- What to produce
From the listing below, select every line where the word "experimental" appears.
━━━━━━
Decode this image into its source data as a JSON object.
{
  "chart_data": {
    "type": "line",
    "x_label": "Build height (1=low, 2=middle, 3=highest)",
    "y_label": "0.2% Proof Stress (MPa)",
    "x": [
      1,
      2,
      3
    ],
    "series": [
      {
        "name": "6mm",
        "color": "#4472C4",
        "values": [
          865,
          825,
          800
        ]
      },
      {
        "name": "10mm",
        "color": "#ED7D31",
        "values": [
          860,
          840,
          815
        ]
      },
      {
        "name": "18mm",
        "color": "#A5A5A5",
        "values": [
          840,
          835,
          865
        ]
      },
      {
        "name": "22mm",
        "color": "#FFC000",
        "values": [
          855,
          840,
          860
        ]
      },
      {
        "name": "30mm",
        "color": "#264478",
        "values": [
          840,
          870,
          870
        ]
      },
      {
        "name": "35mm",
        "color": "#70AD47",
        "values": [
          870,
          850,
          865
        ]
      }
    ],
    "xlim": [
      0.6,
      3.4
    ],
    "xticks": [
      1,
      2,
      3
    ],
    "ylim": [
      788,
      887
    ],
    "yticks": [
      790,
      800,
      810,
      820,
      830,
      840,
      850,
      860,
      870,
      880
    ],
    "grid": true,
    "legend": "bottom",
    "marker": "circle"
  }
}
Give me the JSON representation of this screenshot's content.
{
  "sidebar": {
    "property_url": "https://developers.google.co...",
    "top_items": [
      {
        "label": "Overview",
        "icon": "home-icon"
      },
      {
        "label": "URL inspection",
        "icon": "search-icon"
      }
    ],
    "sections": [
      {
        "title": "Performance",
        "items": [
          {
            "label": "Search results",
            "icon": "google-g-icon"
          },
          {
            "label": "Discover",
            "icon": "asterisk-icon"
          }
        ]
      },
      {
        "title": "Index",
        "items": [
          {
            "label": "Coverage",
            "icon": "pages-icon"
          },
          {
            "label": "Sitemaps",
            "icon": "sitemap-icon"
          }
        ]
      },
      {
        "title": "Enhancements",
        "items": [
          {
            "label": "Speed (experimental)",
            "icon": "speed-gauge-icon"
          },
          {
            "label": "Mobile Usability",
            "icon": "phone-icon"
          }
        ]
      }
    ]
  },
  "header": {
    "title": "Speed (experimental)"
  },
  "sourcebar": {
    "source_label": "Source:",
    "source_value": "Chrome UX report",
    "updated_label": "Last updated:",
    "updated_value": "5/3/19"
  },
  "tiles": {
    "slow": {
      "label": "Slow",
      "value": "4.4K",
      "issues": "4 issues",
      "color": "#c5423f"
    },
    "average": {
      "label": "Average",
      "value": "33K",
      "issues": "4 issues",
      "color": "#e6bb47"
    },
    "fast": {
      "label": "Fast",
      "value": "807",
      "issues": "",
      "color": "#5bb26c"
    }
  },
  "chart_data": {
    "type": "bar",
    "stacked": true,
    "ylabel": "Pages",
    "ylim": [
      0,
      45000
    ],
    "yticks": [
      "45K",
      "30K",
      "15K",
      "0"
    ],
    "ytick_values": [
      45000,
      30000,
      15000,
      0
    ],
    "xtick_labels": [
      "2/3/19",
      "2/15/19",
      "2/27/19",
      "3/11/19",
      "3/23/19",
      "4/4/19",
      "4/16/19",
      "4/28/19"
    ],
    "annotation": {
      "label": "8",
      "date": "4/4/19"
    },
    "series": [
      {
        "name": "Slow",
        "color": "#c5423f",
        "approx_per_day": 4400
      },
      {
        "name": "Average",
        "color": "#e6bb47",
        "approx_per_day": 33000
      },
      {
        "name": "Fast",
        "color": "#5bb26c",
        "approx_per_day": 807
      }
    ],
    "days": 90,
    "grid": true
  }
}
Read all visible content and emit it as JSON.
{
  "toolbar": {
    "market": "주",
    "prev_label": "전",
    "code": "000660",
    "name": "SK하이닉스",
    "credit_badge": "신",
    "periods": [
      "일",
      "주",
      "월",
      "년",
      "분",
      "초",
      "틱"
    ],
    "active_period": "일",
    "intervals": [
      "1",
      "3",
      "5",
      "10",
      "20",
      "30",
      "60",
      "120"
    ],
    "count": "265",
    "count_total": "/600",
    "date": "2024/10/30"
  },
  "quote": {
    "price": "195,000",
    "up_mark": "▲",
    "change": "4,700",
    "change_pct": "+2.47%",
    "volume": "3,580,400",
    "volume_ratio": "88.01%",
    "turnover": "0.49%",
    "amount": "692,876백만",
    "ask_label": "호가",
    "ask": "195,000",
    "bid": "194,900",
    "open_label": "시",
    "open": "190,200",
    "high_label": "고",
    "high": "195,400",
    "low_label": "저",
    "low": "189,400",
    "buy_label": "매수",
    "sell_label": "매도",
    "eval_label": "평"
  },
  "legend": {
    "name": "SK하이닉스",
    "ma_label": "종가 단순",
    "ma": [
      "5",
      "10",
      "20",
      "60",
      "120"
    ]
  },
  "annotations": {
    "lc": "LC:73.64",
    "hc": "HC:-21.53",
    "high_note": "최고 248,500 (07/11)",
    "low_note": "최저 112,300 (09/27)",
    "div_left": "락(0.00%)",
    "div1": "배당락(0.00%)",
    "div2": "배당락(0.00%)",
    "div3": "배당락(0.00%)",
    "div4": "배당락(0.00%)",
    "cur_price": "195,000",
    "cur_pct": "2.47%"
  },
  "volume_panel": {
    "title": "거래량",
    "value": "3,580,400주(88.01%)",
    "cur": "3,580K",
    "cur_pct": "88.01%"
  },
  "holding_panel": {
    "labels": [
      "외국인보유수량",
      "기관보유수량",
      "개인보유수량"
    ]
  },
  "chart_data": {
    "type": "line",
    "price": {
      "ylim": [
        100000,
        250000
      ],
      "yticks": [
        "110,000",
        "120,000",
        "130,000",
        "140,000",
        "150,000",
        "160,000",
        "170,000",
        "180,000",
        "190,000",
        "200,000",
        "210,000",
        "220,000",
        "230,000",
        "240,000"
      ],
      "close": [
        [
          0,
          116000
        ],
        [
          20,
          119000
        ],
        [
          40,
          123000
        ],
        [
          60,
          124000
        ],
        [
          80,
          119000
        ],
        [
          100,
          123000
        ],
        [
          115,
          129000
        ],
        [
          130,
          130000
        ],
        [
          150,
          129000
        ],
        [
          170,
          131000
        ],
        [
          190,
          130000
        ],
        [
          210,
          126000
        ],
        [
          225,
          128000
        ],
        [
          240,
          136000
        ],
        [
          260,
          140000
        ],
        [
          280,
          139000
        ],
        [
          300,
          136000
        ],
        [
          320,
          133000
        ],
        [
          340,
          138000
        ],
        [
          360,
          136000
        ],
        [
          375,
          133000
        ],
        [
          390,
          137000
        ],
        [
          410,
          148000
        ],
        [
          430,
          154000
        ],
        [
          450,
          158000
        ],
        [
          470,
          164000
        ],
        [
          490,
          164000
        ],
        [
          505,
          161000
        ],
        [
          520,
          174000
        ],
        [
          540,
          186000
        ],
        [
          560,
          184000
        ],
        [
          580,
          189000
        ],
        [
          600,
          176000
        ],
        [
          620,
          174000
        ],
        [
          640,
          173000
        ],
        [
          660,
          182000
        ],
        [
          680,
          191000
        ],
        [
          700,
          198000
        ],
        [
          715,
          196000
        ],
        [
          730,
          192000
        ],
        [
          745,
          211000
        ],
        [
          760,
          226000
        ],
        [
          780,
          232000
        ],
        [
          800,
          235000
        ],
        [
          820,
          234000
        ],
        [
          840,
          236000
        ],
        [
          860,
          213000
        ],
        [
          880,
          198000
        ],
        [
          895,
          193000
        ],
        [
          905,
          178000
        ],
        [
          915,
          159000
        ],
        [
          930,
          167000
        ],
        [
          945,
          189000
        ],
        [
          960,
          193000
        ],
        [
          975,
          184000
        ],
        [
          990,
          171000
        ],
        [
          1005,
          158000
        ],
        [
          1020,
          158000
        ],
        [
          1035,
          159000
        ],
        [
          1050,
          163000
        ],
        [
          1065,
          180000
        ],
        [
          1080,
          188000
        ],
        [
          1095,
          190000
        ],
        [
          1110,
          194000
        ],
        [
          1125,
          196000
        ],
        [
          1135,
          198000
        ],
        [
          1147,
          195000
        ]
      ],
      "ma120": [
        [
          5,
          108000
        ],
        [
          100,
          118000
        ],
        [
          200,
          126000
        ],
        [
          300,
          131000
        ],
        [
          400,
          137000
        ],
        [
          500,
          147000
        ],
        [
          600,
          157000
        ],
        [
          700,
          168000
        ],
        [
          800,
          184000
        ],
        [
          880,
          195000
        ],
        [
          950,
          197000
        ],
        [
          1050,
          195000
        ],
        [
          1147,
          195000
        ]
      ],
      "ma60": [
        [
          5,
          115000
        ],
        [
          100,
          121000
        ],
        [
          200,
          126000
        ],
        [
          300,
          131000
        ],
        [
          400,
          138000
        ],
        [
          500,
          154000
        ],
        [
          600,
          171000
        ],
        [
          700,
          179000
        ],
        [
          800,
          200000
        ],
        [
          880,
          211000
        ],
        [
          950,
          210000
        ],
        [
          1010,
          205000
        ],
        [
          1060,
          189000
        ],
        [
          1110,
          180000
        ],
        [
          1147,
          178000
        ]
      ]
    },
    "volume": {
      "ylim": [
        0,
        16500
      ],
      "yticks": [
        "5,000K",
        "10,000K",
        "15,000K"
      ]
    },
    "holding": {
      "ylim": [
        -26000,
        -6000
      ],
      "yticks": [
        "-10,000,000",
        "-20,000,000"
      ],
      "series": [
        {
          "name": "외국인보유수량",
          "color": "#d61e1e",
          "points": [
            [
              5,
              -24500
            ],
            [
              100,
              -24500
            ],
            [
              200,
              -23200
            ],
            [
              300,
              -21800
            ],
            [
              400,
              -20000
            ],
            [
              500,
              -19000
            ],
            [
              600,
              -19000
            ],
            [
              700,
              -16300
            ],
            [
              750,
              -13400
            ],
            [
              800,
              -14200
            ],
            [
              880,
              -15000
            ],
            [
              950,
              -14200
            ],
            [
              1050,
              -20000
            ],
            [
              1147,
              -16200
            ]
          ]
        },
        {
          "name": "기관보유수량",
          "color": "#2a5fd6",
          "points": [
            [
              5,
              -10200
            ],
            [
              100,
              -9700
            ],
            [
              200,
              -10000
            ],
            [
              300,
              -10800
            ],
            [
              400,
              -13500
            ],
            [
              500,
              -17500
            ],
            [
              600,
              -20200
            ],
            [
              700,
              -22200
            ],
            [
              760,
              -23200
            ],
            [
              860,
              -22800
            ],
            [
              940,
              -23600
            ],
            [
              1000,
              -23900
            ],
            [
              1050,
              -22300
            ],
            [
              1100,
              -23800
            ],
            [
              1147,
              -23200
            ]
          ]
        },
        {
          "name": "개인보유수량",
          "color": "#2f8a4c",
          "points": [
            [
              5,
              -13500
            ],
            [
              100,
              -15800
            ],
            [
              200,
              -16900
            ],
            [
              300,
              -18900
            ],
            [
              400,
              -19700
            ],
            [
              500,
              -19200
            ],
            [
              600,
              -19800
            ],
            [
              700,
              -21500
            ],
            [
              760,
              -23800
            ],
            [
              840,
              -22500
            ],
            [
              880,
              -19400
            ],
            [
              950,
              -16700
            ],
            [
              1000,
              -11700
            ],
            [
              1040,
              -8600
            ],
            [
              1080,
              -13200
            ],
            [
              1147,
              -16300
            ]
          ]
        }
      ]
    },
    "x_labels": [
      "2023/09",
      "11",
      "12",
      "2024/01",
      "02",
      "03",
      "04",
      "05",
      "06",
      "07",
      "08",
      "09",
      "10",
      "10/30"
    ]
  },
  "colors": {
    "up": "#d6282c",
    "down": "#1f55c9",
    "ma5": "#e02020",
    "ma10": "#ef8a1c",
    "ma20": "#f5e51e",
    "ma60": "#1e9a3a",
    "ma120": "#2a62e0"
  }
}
━━━━━━
- Task solution
            "label": "Speed (experimental)",
    "title": "Speed (experimental)"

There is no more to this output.